## Source data
══════════════════════════════
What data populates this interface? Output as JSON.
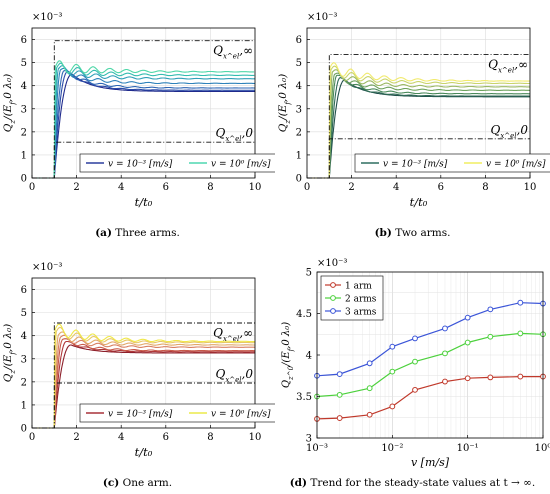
{
  "captions": {
    "a": {
      "tag": "(a)",
      "text": "Three arms."
    },
    "b": {
      "tag": "(b)",
      "text": "Two arms."
    },
    "c": {
      "tag": "(c)",
      "text": "One arm."
    },
    "d": {
      "tag": "(d)",
      "text": "Trend for the steady-state values at t → ∞."
    }
  },
  "chart_data": [
    {
      "id": "a",
      "type": "line",
      "multiplier": "×10⁻³",
      "xlabel": "t/t₀",
      "ylabel": "Q_z/(E_f,0 λ₀)",
      "xlim": [
        0,
        10
      ],
      "ylim": [
        0,
        6.5
      ],
      "xticks": [
        0,
        2,
        4,
        6,
        8,
        10
      ],
      "yticks": [
        0,
        1,
        2,
        3,
        4,
        5,
        6
      ],
      "grid": true,
      "legend": {
        "position": "bottom-center",
        "entries": [
          {
            "text": "v = 10⁻³ [m/s]",
            "color": "#2b3f9e"
          },
          {
            "text": "v = 10⁰ [m/s]",
            "color": "#4fd7b0"
          }
        ]
      },
      "colors": [
        "#1f2a8c",
        "#2a4aa8",
        "#2e66b4",
        "#2f82ba",
        "#30a0b8",
        "#34bcb0",
        "#4fd7a8"
      ],
      "rise_starts": [
        1.0,
        1.0,
        1.0,
        1.0,
        1.0,
        1.0,
        1.0
      ],
      "peak_times": [
        1.8,
        1.6,
        1.45,
        1.3,
        1.2,
        1.12,
        1.06
      ],
      "peak_values": [
        4.5,
        4.6,
        4.65,
        4.7,
        4.75,
        4.8,
        4.85
      ],
      "final_values": [
        3.75,
        3.8,
        3.9,
        4.1,
        4.3,
        4.45,
        4.6
      ],
      "reference_lines": [
        {
          "label": "Q_x^el,∞",
          "value": 5.95
        },
        {
          "label": "Q_x^el,0",
          "value": 1.55
        }
      ],
      "step_time": 1.0
    },
    {
      "id": "b",
      "type": "line",
      "multiplier": "×10⁻³",
      "xlabel": "t/t₀",
      "ylabel": "Q_z/(E_f,0 λ₀)",
      "xlim": [
        0,
        10
      ],
      "ylim": [
        0,
        6.5
      ],
      "xticks": [
        0,
        2,
        4,
        6,
        8,
        10
      ],
      "yticks": [
        0,
        1,
        2,
        3,
        4,
        5,
        6
      ],
      "grid": true,
      "legend": {
        "position": "bottom-center",
        "entries": [
          {
            "text": "v = 10⁻³ [m/s]",
            "color": "#2f6f60"
          },
          {
            "text": "v = 10⁰ [m/s]",
            "color": "#f0ee60"
          }
        ]
      },
      "colors": [
        "#214f4a",
        "#2f6b56",
        "#4a8a5a",
        "#6ea25e",
        "#9cb964",
        "#c9d46a",
        "#f1ea6e"
      ],
      "rise_starts": [
        1.0,
        1.0,
        1.0,
        1.0,
        1.0,
        1.0,
        1.0
      ],
      "peak_times": [
        1.7,
        1.5,
        1.35,
        1.25,
        1.15,
        1.08,
        1.04
      ],
      "peak_values": [
        4.25,
        4.35,
        4.45,
        4.5,
        4.6,
        4.7,
        4.8
      ],
      "final_values": [
        3.52,
        3.55,
        3.65,
        3.8,
        3.95,
        4.1,
        4.2
      ],
      "reference_lines": [
        {
          "label": "Q_x^el,∞",
          "value": 5.35
        },
        {
          "label": "Q_x^el,0",
          "value": 1.7
        }
      ],
      "step_time": 1.0
    },
    {
      "id": "c",
      "type": "line",
      "multiplier": "×10⁻³",
      "xlabel": "t/t₀",
      "ylabel": "Q_z/(E_f,0 λ₀)",
      "xlim": [
        0,
        10
      ],
      "ylim": [
        0,
        6.5
      ],
      "xticks": [
        0,
        2,
        4,
        6,
        8,
        10
      ],
      "yticks": [
        0,
        1,
        2,
        3,
        4,
        5,
        6
      ],
      "grid": true,
      "legend": {
        "position": "bottom-center",
        "entries": [
          {
            "text": "v = 10⁻³ [m/s]",
            "color": "#a8323a"
          },
          {
            "text": "v = 10⁰ [m/s]",
            "color": "#ecea4a"
          }
        ]
      },
      "colors": [
        "#8c1f2a",
        "#b0383a",
        "#c85a4a",
        "#d98062",
        "#e2a86a",
        "#e8c866",
        "#f0e84a"
      ],
      "rise_starts": [
        1.0,
        1.0,
        1.0,
        1.0,
        1.0,
        1.0,
        1.0
      ],
      "peak_times": [
        1.75,
        1.55,
        1.4,
        1.3,
        1.2,
        1.1,
        1.05
      ],
      "peak_values": [
        3.6,
        3.75,
        3.85,
        3.95,
        4.05,
        4.2,
        4.3
      ],
      "final_values": [
        3.25,
        3.3,
        3.35,
        3.5,
        3.6,
        3.7,
        3.75
      ],
      "reference_lines": [
        {
          "label": "Q_x^el,∞",
          "value": 4.55
        },
        {
          "label": "Q_x^el,0",
          "value": 1.95
        }
      ],
      "step_time": 1.0
    },
    {
      "id": "d",
      "type": "line",
      "xlabel": "v [m/s]",
      "ylabel": "Q_z^0/(E_f,0 λ₀)",
      "multiplier": "×10⁻³",
      "xscale": "log",
      "xlim": [
        0.001,
        1
      ],
      "ylim": [
        3,
        5
      ],
      "xticks": [
        0.001,
        0.01,
        0.1,
        1
      ],
      "xticklabels": [
        "10⁻³",
        "10⁻²",
        "10⁻¹",
        "10⁰"
      ],
      "yticks": [
        3,
        3.5,
        4,
        4.5,
        5
      ],
      "grid": true,
      "legend": {
        "position": "top-left"
      },
      "x": [
        0.001,
        0.002,
        0.005,
        0.01,
        0.02,
        0.05,
        0.1,
        0.2,
        0.5,
        1
      ],
      "series": [
        {
          "name": "1 arm",
          "color": "#c0392b",
          "values": [
            3.23,
            3.24,
            3.28,
            3.38,
            3.58,
            3.68,
            3.72,
            3.73,
            3.74,
            3.74
          ]
        },
        {
          "name": "2 arms",
          "color": "#4cd13c",
          "values": [
            3.5,
            3.52,
            3.6,
            3.8,
            3.92,
            4.02,
            4.15,
            4.22,
            4.26,
            4.25
          ]
        },
        {
          "name": "3 arms",
          "color": "#3b55d8",
          "values": [
            3.75,
            3.77,
            3.9,
            4.1,
            4.2,
            4.32,
            4.45,
            4.55,
            4.63,
            4.62
          ]
        }
      ]
    }
  ]
}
══════════════════════════════
## Problem statement
Show each line holding the word "arms".

## Task output
      "text": "Three arms."
      "text": "Two arms."
          "name": "2 arms",
          "name": "3 arms",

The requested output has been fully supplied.